■ THE EXERCISE: Write the listing below out again exactly, dropping the images.

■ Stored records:
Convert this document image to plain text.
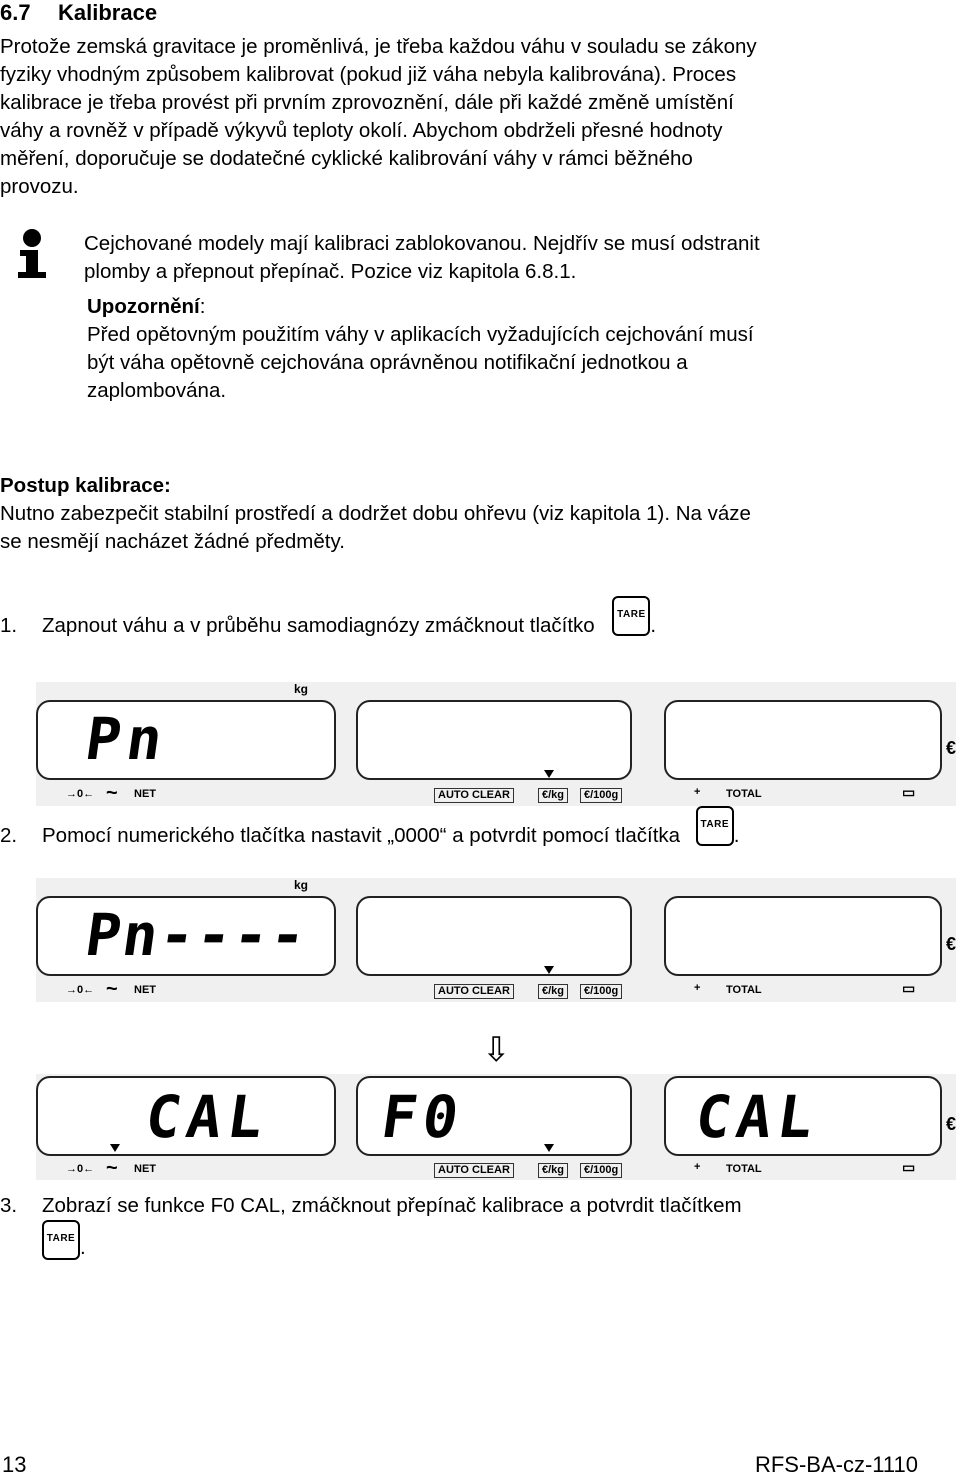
6.7 Kalibrace
Protože zemská gravitace je proměnlivá, je třeba každou váhu v souladu se zákony
fyziky vhodným způsobem kalibrovat (pokud již váha nebyla kalibrována). Proces
kalibrace je třeba provést při prvním zprovoznění, dále při každé změně umístění
váhy a rovněž v případě výkyvů teploty okolí. Abychom obdrželi přesné hodnoty
měření, doporučuje se dodatečné cyklické kalibrování váhy v rámci běžného
provozu.
Cejchované modely mají kalibraci zablokovanou. Nejdřív se musí odstranit
plomby a přepnout přepínač. Pozice viz kapitola 6.8.1.
Upozornění:
Před opětovným použitím váhy v aplikacích vyžadujících cejchování musí
být váha opětovně cejchována oprávněnou notifikační jednotkou a
zaplombována.
Postup kalibrace:
Nutno zabezpečit stabilní prostředí a dodržet dobu ohřevu (viz kapitola 1). Na váze
se nesmějí nacházet žádné předměty.
1. Zapnout váhu a v průběhu samodiagnózy zmáčknout tlačítko TARE .
kg
Pn	€
→0← ~ NET	AUTO CLEAR	€/kg	€/100g	+ TOTAL	▭
2. Pomocí numerického tlačítka nastavit „0000“ a potvrdit pomocí tlačítka TARE .
kg
Pn----	€
→0← ~ NET	AUTO CLEAR	€/kg	€/100g	+ TOTAL	▭
⇩
CAL F0	CAL	€
→0← ~ NET	AUTO CLEAR	€/kg	€/100g	+ TOTAL	▭
3. Zobrazí se funkce F0 CAL, zmáčknout přepínač kalibrace a potvrdit tlačítkem
TARE .
13	RFS-BA-cz-1110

■ EXERCISE RESULT:
Convert this document image to plain text.
6.7 Kalibrace
Protože zemská gravitace je proměnlivá, je třeba každou váhu v souladu se zákony
fyziky vhodným způsobem kalibrovat (pokud již váha nebyla kalibrována). Proces
kalibrace je třeba provést při prvním zprovoznění, dále při každé změně umístění
váhy a rovněž v případě výkyvů teploty okolí. Abychom obdrželi přesné hodnoty
měření, doporučuje se dodatečné cyklické kalibrování váhy v rámci běžného
provozu.
Cejchované modely mají kalibraci zablokovanou. Nejdřív se musí odstranit
plomby a přepnout přepínač. Pozice viz kapitola 6.8.1.
Upozornění:
Před opětovným použitím váhy v aplikacích vyžadujících cejchování musí
být váha opětovně cejchována oprávněnou notifikační jednotkou a
zaplombována.
Postup kalibrace:
Nutno zabezpečit stabilní prostředí a dodržet dobu ohřevu (viz kapitola 1). Na váze
se nesmějí nacházet žádné předměty.
1. Zapnout váhu a v průběhu samodiagnózy zmáčknout tlačítko TARE .
kg
Pn	€
→0← ~ NET	AUTO CLEAR	€/kg	€/100g	+ TOTAL	▭
2. Pomocí numerického tlačítka nastavit „0000“ a potvrdit pomocí tlačítka TARE .
kg
Pn----	€
→0← ~ NET	AUTO CLEAR	€/kg	€/100g	+ TOTAL	▭
⇩
CAL F0	CAL	€
→0← ~ NET	AUTO CLEAR	€/kg	€/100g	+ TOTAL	▭
3. Zobrazí se funkce F0 CAL, zmáčknout přepínač kalibrace a potvrdit tlačítkem
TARE .
13	RFS-BA-cz-1110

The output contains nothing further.